-- Start Data for this exercise --

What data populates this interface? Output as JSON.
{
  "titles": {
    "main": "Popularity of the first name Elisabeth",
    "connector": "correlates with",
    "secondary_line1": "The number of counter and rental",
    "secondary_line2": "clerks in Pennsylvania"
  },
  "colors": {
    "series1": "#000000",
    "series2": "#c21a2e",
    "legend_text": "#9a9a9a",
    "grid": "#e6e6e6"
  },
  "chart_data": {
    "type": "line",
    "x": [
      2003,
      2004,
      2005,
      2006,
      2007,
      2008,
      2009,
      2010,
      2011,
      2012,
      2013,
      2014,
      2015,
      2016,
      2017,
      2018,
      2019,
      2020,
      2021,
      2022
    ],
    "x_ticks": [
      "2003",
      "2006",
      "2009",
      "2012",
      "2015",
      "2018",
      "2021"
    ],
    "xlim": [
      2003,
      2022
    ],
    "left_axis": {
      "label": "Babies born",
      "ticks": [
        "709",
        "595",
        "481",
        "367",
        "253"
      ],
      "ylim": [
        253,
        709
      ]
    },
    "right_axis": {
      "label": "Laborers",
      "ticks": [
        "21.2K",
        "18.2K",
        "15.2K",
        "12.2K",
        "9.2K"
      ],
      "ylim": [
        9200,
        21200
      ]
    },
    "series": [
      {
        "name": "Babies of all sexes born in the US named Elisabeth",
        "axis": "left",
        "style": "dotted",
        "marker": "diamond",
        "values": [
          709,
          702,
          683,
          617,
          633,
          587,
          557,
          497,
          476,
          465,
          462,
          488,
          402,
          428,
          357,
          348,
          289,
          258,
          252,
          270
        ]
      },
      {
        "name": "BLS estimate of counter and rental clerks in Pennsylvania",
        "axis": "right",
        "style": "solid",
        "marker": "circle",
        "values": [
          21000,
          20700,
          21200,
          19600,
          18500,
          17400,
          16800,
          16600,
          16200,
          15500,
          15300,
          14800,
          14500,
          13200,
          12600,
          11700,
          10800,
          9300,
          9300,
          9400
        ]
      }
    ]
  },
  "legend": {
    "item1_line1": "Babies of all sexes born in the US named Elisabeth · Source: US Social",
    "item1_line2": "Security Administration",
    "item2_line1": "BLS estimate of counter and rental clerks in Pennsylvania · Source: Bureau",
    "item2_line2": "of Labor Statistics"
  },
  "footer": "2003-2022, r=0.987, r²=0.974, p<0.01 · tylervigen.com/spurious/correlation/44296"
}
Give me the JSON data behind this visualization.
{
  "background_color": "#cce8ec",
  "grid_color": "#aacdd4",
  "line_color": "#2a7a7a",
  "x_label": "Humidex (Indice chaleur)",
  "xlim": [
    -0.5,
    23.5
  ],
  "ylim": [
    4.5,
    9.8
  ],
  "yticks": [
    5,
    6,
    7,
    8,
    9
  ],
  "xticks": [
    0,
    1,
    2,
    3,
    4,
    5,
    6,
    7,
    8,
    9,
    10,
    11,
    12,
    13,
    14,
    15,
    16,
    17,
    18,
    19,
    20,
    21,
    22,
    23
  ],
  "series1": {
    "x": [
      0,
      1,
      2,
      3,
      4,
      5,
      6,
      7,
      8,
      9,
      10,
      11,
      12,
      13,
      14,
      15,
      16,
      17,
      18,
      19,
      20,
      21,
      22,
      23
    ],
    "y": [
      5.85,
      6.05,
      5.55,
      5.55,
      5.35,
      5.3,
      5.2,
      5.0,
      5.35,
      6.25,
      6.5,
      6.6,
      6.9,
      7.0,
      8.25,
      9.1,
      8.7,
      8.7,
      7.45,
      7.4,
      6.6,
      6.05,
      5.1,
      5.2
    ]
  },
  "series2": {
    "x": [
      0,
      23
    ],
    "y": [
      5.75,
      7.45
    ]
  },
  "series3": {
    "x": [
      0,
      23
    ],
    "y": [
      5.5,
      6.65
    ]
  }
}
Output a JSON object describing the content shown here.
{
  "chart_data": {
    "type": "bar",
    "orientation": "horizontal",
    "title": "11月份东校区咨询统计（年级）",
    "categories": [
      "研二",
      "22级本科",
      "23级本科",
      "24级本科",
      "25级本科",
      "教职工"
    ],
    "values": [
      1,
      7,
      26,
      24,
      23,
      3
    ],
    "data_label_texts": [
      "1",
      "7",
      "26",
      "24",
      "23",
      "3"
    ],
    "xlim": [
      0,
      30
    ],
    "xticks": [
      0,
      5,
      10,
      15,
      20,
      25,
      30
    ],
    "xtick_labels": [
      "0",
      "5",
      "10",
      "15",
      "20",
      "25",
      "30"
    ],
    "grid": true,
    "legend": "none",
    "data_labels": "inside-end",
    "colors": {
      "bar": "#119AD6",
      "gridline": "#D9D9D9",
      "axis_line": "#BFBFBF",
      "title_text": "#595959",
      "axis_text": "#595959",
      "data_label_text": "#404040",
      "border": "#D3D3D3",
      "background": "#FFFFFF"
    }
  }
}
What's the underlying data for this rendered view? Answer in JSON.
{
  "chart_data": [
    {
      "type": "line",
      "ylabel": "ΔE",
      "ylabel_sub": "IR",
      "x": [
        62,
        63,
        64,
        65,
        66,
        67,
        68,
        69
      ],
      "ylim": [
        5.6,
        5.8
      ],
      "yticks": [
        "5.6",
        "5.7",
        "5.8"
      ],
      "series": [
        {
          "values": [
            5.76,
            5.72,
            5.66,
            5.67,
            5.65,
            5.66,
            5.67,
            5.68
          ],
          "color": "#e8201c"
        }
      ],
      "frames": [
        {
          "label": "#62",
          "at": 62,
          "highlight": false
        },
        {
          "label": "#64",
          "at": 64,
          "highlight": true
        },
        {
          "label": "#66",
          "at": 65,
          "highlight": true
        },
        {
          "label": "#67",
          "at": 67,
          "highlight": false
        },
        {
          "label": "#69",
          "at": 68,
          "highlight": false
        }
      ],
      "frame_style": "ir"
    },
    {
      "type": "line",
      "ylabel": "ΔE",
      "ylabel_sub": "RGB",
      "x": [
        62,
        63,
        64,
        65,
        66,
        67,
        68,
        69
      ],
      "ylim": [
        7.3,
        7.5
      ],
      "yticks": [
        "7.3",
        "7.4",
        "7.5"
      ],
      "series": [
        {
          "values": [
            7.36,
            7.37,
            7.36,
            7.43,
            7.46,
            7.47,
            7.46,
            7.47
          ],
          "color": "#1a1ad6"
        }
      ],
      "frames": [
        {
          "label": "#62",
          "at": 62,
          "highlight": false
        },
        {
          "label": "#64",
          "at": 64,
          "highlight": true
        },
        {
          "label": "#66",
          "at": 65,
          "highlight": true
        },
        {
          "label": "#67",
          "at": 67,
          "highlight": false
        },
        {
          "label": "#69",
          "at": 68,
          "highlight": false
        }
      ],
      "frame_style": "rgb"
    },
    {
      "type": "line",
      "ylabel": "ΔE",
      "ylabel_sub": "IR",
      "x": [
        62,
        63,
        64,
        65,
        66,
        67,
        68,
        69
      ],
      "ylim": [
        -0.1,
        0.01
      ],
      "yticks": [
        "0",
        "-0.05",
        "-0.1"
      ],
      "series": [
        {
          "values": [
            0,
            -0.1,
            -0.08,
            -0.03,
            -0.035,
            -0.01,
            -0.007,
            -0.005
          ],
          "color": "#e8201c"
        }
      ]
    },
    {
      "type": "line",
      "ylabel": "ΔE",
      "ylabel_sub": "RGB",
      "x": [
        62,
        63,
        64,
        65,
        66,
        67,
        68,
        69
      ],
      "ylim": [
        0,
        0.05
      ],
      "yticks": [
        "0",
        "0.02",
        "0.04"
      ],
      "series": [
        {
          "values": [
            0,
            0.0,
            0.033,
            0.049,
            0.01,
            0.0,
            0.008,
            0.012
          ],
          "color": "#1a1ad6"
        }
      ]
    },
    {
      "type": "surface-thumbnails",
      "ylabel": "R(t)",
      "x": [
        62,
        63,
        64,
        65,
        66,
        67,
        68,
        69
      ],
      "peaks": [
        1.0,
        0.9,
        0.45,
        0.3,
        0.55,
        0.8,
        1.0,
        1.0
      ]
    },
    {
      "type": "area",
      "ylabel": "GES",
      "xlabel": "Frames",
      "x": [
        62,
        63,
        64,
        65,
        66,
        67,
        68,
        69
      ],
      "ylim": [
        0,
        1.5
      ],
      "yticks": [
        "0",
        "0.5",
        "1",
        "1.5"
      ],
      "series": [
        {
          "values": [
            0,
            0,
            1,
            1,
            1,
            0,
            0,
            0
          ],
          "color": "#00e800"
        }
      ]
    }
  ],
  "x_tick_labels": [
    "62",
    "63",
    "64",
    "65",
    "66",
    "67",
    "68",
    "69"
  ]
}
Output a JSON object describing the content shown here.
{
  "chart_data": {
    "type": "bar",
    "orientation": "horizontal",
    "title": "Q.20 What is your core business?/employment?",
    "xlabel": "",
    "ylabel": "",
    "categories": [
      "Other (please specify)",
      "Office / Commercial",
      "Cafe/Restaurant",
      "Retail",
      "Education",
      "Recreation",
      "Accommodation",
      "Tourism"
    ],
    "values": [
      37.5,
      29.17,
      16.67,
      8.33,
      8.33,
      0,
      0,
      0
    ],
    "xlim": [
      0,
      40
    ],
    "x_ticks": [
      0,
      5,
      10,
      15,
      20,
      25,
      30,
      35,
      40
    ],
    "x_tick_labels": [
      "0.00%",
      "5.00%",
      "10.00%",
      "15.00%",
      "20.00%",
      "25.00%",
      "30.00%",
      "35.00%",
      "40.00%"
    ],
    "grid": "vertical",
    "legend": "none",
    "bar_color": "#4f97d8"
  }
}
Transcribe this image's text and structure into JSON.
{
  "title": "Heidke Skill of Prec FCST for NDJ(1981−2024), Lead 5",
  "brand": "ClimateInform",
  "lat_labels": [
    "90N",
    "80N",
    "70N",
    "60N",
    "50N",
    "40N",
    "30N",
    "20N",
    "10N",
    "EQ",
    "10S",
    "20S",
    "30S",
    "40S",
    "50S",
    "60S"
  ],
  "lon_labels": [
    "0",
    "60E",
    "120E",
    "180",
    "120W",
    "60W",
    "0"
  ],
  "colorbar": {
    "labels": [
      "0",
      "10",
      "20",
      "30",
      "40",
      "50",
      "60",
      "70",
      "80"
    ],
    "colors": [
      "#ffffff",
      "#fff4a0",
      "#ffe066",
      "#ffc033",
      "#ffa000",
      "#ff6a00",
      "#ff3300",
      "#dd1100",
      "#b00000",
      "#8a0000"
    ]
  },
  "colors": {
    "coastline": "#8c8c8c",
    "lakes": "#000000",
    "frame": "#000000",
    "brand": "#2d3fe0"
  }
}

-- End Data for this exercise --

■ **Given request**: Give only the number of lines in the listing above that include the string "Babies".

■ **Answer to the exercise**: 3